## MATERIAL PROVIDED

• • • •

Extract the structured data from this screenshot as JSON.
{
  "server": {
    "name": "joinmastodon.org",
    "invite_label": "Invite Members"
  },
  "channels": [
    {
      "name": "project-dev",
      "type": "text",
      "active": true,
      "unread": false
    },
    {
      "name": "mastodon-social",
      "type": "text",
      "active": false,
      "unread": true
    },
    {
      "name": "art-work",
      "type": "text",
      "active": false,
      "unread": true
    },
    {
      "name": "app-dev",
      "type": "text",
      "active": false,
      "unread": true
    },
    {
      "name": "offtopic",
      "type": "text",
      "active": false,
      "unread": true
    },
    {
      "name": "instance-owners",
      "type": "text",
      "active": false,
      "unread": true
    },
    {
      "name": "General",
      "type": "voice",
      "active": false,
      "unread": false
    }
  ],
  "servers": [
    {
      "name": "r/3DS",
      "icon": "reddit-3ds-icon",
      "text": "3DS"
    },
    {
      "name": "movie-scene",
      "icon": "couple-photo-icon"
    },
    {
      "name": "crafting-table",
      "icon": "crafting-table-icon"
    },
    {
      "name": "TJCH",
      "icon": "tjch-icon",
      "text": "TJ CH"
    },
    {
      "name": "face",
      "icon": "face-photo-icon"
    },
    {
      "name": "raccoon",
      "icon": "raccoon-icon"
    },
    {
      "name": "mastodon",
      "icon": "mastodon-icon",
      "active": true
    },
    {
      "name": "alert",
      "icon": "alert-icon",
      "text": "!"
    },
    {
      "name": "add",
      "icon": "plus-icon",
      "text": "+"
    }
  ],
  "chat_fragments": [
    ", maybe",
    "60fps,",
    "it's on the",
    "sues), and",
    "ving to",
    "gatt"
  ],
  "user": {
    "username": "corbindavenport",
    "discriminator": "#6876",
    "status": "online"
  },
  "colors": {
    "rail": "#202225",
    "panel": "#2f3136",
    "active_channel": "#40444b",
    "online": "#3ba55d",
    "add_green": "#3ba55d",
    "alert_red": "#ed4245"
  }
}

• • • •

## TASK
Report how many lines in these entries contain "table". Answer with the number only.

## CORRECT RESPONSE
2